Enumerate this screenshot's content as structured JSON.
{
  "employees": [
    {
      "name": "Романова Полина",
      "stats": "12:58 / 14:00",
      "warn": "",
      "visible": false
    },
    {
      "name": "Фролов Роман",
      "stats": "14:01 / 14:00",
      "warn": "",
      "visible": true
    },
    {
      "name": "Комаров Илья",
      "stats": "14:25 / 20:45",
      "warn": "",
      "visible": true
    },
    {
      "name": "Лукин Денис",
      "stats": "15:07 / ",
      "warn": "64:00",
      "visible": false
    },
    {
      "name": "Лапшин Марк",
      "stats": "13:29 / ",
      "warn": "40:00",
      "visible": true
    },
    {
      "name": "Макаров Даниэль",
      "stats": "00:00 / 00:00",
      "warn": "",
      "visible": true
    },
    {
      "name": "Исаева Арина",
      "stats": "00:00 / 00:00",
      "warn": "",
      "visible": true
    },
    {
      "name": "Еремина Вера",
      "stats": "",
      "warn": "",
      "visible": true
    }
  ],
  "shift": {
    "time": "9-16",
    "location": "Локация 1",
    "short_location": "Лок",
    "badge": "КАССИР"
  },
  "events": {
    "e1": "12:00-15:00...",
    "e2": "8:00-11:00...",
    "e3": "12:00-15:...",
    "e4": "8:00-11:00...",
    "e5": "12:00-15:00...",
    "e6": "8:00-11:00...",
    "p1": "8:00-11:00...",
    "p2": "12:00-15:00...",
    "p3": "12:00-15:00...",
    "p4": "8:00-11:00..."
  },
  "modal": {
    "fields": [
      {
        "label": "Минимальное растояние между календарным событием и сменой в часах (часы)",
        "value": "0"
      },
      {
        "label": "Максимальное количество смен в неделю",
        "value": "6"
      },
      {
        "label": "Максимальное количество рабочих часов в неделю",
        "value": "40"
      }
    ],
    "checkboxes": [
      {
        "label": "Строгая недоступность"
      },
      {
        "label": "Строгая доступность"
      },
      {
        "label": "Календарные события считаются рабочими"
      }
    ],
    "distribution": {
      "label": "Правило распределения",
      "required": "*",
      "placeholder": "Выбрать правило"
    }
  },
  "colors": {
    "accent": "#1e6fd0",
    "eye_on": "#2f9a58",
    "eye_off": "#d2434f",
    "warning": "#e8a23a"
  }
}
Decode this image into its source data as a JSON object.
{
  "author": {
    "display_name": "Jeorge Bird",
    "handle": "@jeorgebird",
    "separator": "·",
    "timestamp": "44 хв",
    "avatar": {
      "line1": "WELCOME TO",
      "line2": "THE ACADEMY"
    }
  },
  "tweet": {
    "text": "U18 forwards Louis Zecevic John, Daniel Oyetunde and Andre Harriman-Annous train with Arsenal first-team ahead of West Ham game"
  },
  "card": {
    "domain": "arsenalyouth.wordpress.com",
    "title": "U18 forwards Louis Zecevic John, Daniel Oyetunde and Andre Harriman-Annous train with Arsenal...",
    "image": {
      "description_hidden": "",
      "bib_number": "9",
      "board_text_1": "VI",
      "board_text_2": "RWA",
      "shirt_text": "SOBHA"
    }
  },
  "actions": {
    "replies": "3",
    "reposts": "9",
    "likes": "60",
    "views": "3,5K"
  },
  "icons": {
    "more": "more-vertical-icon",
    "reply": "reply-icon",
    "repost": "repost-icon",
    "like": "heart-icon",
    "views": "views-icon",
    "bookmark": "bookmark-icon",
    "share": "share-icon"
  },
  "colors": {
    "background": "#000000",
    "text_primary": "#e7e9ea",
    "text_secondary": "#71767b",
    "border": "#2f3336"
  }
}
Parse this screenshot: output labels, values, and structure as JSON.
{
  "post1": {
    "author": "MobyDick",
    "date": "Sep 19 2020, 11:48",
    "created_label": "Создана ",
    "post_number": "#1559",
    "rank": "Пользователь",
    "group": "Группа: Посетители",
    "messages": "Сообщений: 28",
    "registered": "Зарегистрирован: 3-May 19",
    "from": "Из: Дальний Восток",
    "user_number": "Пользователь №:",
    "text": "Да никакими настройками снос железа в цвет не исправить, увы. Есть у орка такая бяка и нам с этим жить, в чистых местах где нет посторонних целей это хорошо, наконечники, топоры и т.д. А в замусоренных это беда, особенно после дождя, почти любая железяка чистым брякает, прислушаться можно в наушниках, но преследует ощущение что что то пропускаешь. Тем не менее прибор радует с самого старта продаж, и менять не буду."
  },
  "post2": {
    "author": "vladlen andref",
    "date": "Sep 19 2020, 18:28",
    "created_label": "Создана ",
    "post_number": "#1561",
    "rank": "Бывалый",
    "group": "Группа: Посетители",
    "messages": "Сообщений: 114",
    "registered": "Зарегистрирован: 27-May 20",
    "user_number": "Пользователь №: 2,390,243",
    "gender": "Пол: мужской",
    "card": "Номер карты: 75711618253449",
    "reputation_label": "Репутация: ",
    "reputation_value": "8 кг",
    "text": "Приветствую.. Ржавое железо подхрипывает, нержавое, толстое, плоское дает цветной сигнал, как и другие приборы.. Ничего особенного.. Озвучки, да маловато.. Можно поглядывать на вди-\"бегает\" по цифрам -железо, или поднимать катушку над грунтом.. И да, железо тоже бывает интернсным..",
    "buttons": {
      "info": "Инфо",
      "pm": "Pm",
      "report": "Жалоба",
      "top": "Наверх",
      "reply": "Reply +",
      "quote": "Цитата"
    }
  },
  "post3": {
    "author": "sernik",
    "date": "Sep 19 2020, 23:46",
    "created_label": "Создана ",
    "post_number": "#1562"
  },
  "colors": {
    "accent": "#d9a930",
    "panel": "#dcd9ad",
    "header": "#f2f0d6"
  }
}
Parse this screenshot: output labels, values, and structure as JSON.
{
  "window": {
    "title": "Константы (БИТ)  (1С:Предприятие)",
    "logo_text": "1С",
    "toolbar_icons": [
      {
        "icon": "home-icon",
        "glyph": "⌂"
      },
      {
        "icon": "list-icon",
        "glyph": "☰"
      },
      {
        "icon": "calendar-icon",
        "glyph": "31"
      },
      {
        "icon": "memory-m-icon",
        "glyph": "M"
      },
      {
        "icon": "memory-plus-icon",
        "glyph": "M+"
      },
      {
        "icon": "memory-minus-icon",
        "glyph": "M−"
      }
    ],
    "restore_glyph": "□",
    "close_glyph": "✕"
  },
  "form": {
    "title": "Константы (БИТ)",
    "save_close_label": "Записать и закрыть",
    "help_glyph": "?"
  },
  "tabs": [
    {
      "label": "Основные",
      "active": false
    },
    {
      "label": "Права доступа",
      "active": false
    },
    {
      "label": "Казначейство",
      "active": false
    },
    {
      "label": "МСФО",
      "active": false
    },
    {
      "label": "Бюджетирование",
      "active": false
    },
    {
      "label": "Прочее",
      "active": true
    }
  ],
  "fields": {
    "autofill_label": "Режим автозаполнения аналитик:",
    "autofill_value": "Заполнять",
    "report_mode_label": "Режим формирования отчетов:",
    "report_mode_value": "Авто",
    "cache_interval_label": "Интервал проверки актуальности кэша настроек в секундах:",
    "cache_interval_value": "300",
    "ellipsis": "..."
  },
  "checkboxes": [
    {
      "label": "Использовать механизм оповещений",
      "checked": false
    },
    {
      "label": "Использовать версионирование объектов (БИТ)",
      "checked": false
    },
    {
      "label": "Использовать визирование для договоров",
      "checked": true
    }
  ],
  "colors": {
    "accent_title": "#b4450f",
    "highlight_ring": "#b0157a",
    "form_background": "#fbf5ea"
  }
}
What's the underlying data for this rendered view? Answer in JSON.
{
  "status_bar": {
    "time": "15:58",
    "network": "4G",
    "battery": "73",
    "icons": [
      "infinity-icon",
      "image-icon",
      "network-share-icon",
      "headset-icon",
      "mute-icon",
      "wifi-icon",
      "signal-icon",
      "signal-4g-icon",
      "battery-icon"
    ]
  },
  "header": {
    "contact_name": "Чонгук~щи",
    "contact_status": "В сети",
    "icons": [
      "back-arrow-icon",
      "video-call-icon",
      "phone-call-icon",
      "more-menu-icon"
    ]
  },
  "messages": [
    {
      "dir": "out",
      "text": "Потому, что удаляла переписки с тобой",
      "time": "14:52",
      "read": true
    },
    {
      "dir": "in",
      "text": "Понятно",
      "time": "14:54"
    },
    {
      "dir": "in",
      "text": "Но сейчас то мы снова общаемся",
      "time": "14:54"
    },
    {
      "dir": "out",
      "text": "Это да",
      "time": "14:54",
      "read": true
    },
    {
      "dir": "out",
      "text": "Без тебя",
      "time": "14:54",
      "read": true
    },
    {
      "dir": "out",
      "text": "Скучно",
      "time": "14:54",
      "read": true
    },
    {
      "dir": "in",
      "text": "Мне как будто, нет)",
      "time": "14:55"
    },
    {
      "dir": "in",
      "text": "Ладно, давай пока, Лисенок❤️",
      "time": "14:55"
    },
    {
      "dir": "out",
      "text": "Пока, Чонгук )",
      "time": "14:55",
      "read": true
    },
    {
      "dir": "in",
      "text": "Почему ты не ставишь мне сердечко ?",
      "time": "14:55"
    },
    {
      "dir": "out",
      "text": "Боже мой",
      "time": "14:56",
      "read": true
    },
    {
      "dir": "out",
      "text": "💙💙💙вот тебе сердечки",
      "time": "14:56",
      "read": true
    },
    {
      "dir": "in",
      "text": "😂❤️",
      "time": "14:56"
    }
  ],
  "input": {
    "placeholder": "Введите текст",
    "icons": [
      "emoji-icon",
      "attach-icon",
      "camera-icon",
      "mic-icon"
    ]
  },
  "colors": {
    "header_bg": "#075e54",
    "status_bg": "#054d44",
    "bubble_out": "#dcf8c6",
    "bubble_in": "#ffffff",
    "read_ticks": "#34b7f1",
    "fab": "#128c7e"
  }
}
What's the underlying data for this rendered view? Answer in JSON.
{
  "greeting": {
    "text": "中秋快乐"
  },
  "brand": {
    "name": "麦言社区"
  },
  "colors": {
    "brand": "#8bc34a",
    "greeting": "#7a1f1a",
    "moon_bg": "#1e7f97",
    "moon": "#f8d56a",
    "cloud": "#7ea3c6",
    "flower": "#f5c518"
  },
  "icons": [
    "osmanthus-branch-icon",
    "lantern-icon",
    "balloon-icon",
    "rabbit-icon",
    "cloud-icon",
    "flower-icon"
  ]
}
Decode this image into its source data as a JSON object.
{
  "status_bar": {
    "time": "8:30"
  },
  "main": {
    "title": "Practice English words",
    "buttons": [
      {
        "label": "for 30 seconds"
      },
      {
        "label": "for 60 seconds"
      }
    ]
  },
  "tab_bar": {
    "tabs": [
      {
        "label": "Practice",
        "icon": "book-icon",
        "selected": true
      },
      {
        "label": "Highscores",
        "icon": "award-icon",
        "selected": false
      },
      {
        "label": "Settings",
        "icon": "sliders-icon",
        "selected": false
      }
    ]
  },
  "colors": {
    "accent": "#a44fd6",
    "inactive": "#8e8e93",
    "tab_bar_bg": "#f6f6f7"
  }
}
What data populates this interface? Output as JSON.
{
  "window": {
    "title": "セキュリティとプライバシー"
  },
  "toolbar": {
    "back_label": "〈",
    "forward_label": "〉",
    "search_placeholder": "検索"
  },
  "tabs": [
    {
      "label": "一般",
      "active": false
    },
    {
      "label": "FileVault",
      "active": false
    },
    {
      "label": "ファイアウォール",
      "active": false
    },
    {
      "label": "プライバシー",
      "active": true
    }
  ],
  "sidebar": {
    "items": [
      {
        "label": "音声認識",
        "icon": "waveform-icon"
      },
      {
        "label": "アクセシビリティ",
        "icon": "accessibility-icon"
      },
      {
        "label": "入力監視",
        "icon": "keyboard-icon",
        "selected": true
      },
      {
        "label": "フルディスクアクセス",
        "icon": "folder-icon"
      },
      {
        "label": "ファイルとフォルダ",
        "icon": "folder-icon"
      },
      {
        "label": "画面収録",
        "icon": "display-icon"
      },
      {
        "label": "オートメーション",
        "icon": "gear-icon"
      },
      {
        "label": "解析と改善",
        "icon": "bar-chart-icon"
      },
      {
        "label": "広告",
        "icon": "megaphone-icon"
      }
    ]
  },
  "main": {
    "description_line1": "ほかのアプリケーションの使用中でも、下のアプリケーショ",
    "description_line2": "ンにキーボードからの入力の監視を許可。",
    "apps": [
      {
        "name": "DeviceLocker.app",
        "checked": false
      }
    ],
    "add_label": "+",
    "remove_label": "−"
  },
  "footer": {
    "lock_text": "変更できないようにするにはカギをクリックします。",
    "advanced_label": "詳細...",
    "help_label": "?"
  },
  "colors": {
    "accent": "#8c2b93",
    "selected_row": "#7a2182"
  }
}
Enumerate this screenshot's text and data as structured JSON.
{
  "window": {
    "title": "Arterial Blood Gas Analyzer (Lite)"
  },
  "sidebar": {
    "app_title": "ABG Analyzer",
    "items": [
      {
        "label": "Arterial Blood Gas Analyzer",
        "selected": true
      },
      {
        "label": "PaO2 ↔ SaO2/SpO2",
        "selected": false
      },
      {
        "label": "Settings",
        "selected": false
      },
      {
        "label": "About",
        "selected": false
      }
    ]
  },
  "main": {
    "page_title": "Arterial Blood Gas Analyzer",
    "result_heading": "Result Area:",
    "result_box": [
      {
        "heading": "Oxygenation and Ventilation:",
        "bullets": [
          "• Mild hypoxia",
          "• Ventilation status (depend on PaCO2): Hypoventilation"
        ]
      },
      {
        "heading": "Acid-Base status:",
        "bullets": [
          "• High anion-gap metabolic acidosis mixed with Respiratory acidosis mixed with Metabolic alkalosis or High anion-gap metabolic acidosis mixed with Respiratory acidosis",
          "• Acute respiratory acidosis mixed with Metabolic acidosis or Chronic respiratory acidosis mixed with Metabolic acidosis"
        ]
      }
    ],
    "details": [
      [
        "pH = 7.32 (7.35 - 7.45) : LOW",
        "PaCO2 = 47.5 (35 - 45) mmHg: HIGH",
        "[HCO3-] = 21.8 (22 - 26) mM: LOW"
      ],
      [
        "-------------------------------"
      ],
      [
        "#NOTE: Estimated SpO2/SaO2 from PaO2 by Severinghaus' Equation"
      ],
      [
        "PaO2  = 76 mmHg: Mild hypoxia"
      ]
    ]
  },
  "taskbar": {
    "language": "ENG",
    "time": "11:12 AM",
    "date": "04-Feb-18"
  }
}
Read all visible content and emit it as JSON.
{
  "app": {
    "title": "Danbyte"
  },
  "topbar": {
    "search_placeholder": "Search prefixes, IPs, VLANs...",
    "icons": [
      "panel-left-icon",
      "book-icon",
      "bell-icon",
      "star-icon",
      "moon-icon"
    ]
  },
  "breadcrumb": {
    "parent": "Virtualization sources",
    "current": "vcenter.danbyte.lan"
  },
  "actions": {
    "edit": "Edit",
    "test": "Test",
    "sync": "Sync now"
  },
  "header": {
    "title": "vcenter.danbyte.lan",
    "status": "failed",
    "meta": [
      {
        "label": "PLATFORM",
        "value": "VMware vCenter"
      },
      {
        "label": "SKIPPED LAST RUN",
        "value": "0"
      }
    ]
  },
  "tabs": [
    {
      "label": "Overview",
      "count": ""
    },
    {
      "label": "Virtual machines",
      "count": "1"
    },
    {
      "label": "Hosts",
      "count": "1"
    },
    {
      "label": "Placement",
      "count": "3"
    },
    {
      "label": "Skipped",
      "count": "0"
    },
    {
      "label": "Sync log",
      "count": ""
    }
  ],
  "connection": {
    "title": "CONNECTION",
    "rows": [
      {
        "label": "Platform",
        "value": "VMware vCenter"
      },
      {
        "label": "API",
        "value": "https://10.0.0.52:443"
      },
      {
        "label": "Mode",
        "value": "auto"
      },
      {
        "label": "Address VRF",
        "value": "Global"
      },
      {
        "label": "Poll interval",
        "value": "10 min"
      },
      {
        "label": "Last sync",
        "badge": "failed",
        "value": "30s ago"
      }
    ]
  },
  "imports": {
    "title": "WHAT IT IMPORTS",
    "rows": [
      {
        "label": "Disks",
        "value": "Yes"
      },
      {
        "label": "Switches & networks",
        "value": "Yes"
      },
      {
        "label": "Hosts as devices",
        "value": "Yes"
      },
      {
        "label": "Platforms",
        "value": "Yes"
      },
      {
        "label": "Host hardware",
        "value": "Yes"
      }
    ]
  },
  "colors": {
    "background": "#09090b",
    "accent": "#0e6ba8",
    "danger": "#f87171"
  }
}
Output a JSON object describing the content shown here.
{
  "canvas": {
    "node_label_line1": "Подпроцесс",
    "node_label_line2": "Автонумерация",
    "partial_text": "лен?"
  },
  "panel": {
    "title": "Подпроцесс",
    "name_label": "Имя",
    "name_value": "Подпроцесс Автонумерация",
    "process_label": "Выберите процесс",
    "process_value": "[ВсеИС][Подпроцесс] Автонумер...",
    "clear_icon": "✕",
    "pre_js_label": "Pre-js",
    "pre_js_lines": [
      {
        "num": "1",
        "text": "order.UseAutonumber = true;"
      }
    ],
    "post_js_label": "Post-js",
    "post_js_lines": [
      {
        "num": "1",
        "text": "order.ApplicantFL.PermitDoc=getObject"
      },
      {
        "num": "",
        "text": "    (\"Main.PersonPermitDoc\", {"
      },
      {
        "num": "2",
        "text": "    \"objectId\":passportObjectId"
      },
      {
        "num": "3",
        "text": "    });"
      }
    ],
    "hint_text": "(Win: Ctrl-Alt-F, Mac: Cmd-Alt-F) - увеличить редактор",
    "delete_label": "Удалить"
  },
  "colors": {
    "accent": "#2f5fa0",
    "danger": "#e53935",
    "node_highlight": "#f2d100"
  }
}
————
Extract from the data every line where "train" shows up.

Full solution —
    "text": "U18 forwards Louis Zecevic John, Daniel Oyetunde and Andre Harriman-Annous train with Arsenal first-team ahead of West Ham game"
    "title": "U18 forwards Louis Zecevic John, Daniel Oyetunde and Andre Harriman-Annous train with Arsenal...",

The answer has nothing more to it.